**WHAT NEEDS TO BE DONE:** Go to the line that contains "Decode this image" and extract it along with every line after it, exactly, through the end of the data below.

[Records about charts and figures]
**********
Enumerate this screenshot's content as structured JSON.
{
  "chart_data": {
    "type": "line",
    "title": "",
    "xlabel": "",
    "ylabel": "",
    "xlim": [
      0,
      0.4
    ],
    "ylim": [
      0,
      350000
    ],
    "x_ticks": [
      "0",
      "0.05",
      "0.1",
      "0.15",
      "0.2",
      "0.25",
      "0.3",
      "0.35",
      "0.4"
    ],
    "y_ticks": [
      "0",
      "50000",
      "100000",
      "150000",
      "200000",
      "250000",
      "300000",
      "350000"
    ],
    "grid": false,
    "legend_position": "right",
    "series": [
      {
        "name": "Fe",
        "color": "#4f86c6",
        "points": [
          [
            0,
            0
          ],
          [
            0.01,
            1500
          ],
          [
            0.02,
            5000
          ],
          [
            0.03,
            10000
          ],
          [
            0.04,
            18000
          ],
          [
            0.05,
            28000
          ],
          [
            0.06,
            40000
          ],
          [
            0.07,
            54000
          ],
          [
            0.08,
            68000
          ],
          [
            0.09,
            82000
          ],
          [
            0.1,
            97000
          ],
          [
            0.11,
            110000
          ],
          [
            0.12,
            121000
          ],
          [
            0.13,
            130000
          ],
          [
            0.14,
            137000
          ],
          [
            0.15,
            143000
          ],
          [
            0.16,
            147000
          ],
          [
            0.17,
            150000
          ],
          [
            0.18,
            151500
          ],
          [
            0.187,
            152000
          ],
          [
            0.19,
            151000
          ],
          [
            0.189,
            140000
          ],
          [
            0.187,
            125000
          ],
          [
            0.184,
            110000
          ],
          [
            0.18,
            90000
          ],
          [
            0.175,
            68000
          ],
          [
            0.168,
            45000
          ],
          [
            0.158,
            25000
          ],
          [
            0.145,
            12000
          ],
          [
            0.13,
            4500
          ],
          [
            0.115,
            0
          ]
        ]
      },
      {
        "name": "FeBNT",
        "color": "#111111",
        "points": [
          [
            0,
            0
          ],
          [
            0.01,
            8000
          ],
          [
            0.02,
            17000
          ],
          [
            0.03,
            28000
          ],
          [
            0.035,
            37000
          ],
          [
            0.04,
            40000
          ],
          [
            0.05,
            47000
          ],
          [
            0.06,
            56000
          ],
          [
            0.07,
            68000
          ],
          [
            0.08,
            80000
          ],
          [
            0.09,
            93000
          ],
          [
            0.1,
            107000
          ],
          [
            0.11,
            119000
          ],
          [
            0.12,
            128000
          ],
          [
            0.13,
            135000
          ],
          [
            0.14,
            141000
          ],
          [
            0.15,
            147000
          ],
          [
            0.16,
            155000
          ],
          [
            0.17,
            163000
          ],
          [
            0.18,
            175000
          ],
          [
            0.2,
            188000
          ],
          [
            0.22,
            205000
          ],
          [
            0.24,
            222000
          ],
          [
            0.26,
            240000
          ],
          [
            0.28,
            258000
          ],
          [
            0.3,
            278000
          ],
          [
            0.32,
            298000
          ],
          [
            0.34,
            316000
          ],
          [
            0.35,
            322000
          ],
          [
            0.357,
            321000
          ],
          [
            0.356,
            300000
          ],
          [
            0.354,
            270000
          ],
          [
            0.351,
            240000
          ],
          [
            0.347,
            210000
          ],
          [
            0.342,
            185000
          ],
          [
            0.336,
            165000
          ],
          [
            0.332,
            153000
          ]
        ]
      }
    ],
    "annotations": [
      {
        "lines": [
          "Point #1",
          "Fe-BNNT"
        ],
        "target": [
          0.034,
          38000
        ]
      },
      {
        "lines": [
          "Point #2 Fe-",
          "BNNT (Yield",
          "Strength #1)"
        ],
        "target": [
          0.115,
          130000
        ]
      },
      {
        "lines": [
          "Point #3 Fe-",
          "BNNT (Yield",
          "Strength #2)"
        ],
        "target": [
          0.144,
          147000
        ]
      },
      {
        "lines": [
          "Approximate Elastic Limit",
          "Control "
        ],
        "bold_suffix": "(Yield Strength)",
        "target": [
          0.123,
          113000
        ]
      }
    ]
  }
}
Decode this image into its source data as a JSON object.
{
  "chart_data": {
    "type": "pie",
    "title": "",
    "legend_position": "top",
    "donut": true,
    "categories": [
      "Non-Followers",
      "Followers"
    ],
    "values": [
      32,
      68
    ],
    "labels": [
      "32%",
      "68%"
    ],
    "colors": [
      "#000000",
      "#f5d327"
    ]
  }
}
**********
**EXERCISE RESPONSE:**
Decode this image into its source data as a JSON object.
{
  "chart_data": {
    "type": "pie",
    "title": "",
    "legend_position": "top",
    "donut": true,
    "categories": [
      "Non-Followers",
      "Followers"
    ],
    "values": [
      32,
      68
    ],
    "labels": [
      "32%",
      "68%"
    ],
    "colors": [
      "#000000",
      "#f5d327"
    ]
  }
}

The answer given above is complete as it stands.